Copy everything in the listing below word for word, apart from any images.

_Supplied entries_
++++

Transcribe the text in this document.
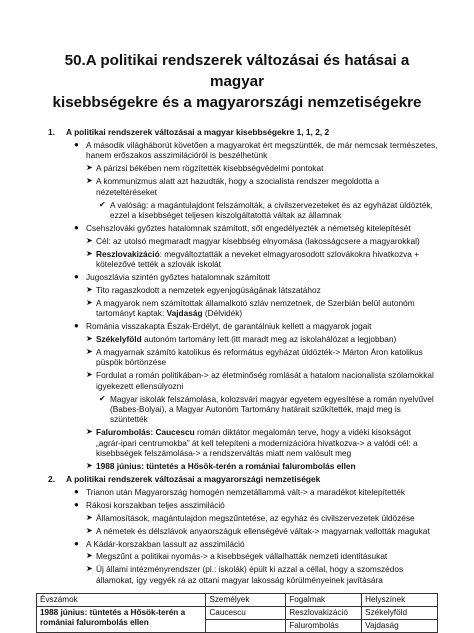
50.A politikai rendszerek változásai és hatásai a magyar
kisebbségekre és a magyarországi nemzetiségekre
1. A politikai rendszerek változásai a magyar kisebbségekre 1, 1, 2, 2
● A második világháborút követően a magyarokat ért megszüntték, de már nemcsak természetes, hanem erőszakos asszimilációról is beszélhetünk
➤ A párizsi békében nem rögzítették kisebbségvédelmi pontokat
➤ A kommunizmus alatt azt hazudták, hogy a szocialista rendszer megoldotta a nézeteltéréseket
✔ A valóság: a magántulajdont felszámolták, a civilszervezeteket és az egyházat üldözték, ezzel a kisebbséget teljesen kiszolgáltatottá váltak az államnak
● Csehszlováki győztes hatalomnak számított, sőt engedélyezték a németség kitelepítését
➤ Cél: az utolsó megmaradt magyar kisebbség elnyomása (lakosságcsere a magyarokkal)
➤ Reszlovakizáció: megváltoztatták a neveket elmagyarosodott szlovákokra hivatkozva + kötelezővé tették a szlovák iskolát
● Jugoszlávia szintén győztes hatalomnak számított
➤ Tito ragaszkodott a nemzetek egyenjogúságának látszatához
➤ A magyarok nem számítottak államalkotó szláv nemzetnek, de Szerbián belül autonóm tartományt kaptak: Vajdaság (Délvidék)
● Románia visszakapta Észak-Erdélyt, de garantálniuk kellett a magyarok jogait
➤ Székelyföld autonóm tartomány lett (itt maradt meg az iskolahálózat a legjobban)
➤ A magyarnak számító katolikus és református egyházat üldözték-> Márton Áron katolikus püspök börtönzése
➤ Fordulat a román politikában-> az életminőség romlását a hatalom nacionalista szólamokkal igyekezett ellensúlyozni
✔ Magyar iskolák felszámolása, kolozsvári magyar egyetem egyesítése a román nyelvűvel (Babes-Bolyai), a Magyar Autonóm Tartomány határait szűkítették, majd meg is szüntették
➤ Falurombolás: Caucescu román diktátor megalomán terve, hogy a vidéki kisokságot „agrár-ipari centrumokba” át kell telepíteni a modernizációra hivatkozva-> a valódi cél: a kisebbségek felszámolása-> a rendszerváltás miatt nem valósult meg
➤ 1988 június: tüntetés a Hősök-terén a romániai falurombolás ellen
2. A politikai rendszerek változásai a magyarországi nemzetiségek
● Trianon után Magyarország homogén nemzetállammá vált-> a maradékot kitelepítették
● Rákosi korszakban teljes asszimiláció
➤ Államosítások, magántulajdon megszűntetése, az egyház és civilszervezetek üldözése
➤ A németek és délszlávok anyaországuk ellenségévé váltak-> magyarnak vallották magukat
● A Kádár-korszakban lassult az asszimiláció
➤ Megszűnt a politikai nyomás-> a kisebbségek vállalhatták nemzeti identitásukat
➤ Új állami intézményrendszer (pl.: iskolák) épült ki azzal a céllal, hogy a szomszédos államokat, így vegyék rá az ottani magyar lakosság körülményeinek javítására
Évszámok	Személyek	Fogalmak	Helyszínek
1988 június: tüntetés a Hősök-terén a romániai falurombolás ellen	Caucescu	Reszlovakizáció	Székelyföld
		Falurombolás	Vajdaság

++++

_Exercise response_
Transcribe the text in this document.
50.A politikai rendszerek változásai és hatásai a magyar
kisebbségekre és a magyarországi nemzetiségekre
1. A politikai rendszerek változásai a magyar kisebbségekre 1, 1, 2, 2
● A második világháborút követően a magyarokat ért megszüntték, de már nemcsak természetes, hanem erőszakos asszimilációról is beszélhetünk
➤ A párizsi békében nem rögzítették kisebbségvédelmi pontokat
➤ A kommunizmus alatt azt hazudták, hogy a szocialista rendszer megoldotta a nézeteltéréseket
✔ A valóság: a magántulajdont felszámolták, a civilszervezeteket és az egyházat üldözték, ezzel a kisebbséget teljesen kiszolgáltatottá váltak az államnak
● Csehszlováki győztes hatalomnak számított, sőt engedélyezték a németség kitelepítését
➤ Cél: az utolsó megmaradt magyar kisebbség elnyomása (lakosságcsere a magyarokkal)
➤ Reszlovakizáció: megváltoztatták a neveket elmagyarosodott szlovákokra hivatkozva + kötelezővé tették a szlovák iskolát
● Jugoszlávia szintén győztes hatalomnak számított
➤ Tito ragaszkodott a nemzetek egyenjogúságának látszatához
➤ A magyarok nem számítottak államalkotó szláv nemzetnek, de Szerbián belül autonóm tartományt kaptak: Vajdaság (Délvidék)
● Románia visszakapta Észak-Erdélyt, de garantálniuk kellett a magyarok jogait
➤ Székelyföld autonóm tartomány lett (itt maradt meg az iskolahálózat a legjobban)
➤ A magyarnak számító katolikus és református egyházat üldözték-> Márton Áron katolikus püspök börtönzése
➤ Fordulat a román politikában-> az életminőség romlását a hatalom nacionalista szólamokkal igyekezett ellensúlyozni
✔ Magyar iskolák felszámolása, kolozsvári magyar egyetem egyesítése a román nyelvűvel (Babes-Bolyai), a Magyar Autonóm Tartomány határait szűkítették, majd meg is szüntették
➤ Falurombolás: Caucescu román diktátor megalomán terve, hogy a vidéki kisokságot „agrár-ipari centrumokba” át kell telepíteni a modernizációra hivatkozva-> a valódi cél: a kisebbségek felszámolása-> a rendszerváltás miatt nem valósult meg
➤ 1988 június: tüntetés a Hősök-terén a romániai falurombolás ellen
2. A politikai rendszerek változásai a magyarországi nemzetiségek
● Trianon után Magyarország homogén nemzetállammá vált-> a maradékot kitelepítették
● Rákosi korszakban teljes asszimiláció
➤ Államosítások, magántulajdon megszűntetése, az egyház és civilszervezetek üldözése
➤ A németek és délszlávok anyaországuk ellenségévé váltak-> magyarnak vallották magukat
● A Kádár-korszakban lassult az asszimiláció
➤ Megszűnt a politikai nyomás-> a kisebbségek vállalhatták nemzeti identitásukat
➤ Új állami intézményrendszer (pl.: iskolák) épült ki azzal a céllal, hogy a szomszédos államokat, így vegyék rá az ottani magyar lakosság körülményeinek javítására
Évszámok	Személyek	Fogalmak	Helyszínek
1988 június: tüntetés a Hősök-terén a romániai falurombolás ellen	Caucescu	Reszlovakizáció	Székelyföld
		Falurombolás	Vajdaság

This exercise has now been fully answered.